### Requirements:
Copy the lines holding the word "Bentz", all of them.

^^^^

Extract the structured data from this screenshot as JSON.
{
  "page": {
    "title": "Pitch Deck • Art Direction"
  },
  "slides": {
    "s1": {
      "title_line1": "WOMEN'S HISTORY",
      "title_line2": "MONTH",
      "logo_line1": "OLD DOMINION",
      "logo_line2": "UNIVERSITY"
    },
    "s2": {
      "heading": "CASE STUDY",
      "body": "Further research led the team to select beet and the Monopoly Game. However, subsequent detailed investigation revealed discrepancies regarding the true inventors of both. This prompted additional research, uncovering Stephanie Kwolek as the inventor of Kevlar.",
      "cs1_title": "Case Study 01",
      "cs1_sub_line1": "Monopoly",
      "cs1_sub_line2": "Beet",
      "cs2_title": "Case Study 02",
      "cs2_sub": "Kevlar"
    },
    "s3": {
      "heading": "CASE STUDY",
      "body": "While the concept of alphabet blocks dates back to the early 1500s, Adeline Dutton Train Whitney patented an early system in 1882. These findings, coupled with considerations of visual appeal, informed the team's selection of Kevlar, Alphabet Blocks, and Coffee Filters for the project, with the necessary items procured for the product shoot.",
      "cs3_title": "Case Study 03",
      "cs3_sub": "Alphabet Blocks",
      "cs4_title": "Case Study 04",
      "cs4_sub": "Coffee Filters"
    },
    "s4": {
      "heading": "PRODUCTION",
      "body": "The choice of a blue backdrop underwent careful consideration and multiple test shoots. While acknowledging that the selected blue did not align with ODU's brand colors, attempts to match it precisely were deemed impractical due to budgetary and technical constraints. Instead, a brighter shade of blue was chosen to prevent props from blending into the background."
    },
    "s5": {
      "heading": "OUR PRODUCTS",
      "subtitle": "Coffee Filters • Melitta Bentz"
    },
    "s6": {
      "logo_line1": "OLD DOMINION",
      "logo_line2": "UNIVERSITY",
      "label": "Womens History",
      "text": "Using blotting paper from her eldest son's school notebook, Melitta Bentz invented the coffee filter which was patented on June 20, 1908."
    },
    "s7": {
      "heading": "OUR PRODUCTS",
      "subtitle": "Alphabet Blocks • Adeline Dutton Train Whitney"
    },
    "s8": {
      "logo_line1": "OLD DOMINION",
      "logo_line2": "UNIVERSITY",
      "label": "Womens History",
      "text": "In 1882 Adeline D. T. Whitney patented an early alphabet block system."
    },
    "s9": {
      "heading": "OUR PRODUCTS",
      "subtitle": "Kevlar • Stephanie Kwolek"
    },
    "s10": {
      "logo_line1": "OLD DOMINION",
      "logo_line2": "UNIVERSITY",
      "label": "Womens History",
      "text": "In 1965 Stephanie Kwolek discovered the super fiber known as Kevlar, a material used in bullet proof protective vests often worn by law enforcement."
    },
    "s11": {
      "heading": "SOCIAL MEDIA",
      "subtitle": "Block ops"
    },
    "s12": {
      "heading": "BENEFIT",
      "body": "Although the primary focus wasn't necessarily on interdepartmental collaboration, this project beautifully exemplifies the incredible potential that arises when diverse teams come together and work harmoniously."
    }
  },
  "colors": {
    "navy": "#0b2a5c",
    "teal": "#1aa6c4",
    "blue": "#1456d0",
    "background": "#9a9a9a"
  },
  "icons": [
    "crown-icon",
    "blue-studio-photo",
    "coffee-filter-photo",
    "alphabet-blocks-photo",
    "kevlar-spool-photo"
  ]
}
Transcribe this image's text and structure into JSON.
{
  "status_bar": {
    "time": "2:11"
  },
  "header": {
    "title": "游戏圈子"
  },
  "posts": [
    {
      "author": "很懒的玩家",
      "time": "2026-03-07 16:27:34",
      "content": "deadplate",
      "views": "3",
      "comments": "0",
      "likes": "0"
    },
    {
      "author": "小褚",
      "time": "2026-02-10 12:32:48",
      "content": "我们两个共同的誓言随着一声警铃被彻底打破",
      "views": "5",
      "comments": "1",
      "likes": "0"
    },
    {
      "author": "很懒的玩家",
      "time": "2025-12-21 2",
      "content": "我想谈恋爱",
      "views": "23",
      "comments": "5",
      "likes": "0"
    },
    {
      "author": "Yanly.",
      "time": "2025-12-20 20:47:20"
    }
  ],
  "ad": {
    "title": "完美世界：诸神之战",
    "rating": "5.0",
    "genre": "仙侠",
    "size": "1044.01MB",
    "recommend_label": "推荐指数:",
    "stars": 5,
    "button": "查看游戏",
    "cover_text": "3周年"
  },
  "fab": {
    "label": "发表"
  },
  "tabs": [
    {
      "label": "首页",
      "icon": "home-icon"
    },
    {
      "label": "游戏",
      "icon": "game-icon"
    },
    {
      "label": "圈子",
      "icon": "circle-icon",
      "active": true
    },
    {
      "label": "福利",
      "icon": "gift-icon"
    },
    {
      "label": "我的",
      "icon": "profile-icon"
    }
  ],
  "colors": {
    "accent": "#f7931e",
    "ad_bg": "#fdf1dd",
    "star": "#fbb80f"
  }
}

^^^^

### Full solution:
      "subtitle": "Coffee Filters • Melitta Bentz"
      "text": "Using blotting paper from her eldest son's school notebook, Melitta Bentz invented the coffee filter which was patented on June 20, 1908."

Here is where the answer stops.